■ EXTRACTED TEXT
________________________________________

Thousands of rare baby "dinosaur" trees have been placed under 24-hour security to protect them before they go on sale.
The trees have managed to survive 17 Ice Ages
About 15,000 Wollemi Pine - a tree once thought to have become extinct millions of years ago - are thriving in a greenhouse in Cornwall.
The trees, which were discovered at a secret location near Sydney in 1994, are now being grown at Kernock Park Plants nursery in Saltash.
The "crown jewels" of botany are set to feature at the Chelsea Flower show.
Horticultural expert Tony Russell, who is helping to arrange the Jurassic exhibit, said the discovery of the Wollemi Pine - a fern-like evergreen tree - was "like finding a living dinosaur".
The trees, discovered by New South Wales national parks and wildlife officer David Noble, are said to be the botanical find of the century.
"They are the crown jewels of the botanical world," Mr Russell said.
Before the discovery was made in a now secret and protected location, the only known examples of the tree were fossils dating back 175 million years.

________________________________________

■ SOURCE MATERIAL

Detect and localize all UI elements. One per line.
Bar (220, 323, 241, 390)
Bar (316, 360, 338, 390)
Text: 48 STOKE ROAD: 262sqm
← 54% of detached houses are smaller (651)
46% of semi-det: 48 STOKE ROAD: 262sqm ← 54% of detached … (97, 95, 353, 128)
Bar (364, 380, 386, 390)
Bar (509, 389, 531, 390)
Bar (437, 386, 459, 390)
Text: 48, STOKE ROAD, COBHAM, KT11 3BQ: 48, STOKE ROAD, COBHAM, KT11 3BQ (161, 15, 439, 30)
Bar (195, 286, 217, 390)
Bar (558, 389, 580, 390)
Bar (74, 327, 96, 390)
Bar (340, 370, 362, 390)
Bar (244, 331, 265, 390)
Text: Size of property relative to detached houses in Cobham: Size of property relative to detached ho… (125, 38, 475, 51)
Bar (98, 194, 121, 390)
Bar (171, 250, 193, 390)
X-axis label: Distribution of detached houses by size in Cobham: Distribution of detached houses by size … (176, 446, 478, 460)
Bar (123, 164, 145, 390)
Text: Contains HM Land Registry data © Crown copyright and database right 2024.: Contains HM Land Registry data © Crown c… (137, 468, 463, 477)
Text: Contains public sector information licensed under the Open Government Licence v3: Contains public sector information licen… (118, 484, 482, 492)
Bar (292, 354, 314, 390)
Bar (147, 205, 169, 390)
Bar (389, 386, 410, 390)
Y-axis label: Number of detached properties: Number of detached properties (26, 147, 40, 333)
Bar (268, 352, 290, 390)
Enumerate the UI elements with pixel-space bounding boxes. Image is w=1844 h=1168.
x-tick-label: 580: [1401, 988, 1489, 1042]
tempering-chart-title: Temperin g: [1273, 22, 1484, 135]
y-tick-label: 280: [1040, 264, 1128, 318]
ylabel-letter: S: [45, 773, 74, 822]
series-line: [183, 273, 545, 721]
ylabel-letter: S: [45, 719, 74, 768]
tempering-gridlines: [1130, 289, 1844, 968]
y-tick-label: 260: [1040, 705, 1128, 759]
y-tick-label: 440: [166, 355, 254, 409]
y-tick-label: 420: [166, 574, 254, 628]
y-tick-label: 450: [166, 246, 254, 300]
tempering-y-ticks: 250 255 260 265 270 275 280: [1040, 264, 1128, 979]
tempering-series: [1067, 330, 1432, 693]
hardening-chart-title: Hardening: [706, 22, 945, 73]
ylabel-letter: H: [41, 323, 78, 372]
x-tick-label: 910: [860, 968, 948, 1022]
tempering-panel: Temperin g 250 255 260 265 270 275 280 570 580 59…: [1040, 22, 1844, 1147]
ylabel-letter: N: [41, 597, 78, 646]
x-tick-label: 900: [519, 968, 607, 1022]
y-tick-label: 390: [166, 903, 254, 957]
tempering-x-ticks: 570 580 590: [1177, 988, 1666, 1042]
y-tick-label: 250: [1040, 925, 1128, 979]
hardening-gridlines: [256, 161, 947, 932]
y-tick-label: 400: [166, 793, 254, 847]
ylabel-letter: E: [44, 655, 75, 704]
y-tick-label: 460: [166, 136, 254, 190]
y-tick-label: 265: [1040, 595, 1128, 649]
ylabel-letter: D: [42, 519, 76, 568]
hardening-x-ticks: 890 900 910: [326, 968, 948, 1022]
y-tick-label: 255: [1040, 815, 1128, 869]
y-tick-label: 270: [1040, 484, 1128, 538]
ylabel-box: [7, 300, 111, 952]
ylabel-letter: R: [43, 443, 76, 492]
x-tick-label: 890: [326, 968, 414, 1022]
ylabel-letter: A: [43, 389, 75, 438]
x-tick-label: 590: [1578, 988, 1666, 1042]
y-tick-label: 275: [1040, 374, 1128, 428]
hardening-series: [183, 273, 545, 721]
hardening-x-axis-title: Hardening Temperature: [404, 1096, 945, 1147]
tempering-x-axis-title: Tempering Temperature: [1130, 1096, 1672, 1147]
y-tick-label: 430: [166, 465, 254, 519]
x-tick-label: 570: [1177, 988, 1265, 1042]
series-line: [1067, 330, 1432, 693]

________________________________________

■ DIRECTIONS
1) According to the article about the Wollemi Pine, where were the trees discovered in 1994?
2) Continue the article about the Wollemi Pine from its last sentence.
The records have no role here.

■ ANSWER SET
1) They were discovered at a secret location near Sydney.

2)
The trees can grow up to 130ft high in the wild
To save the trees from extinction Wollemi Pine International is spearheading a project to raise saplings from the trees in the wild and make them commercially available across the world.
The money raised will help to protect the secret location from outsiders, as well as fund a research programme to establish how the tree has managed to survive 17 Ice Ages.
The owner of Kernock Plants, Richard Harnett, said in six months, at the end of the Chelsea Show, Wollemi Pines would be available for people to buy for the first time.
It is hoped that this will reduce the risk of uncontrolled exploitation.
The Wollemi Pine can grow up to 130ft (39.6m) high in the wild, with a trunk diameter of more than 3ft (91cm).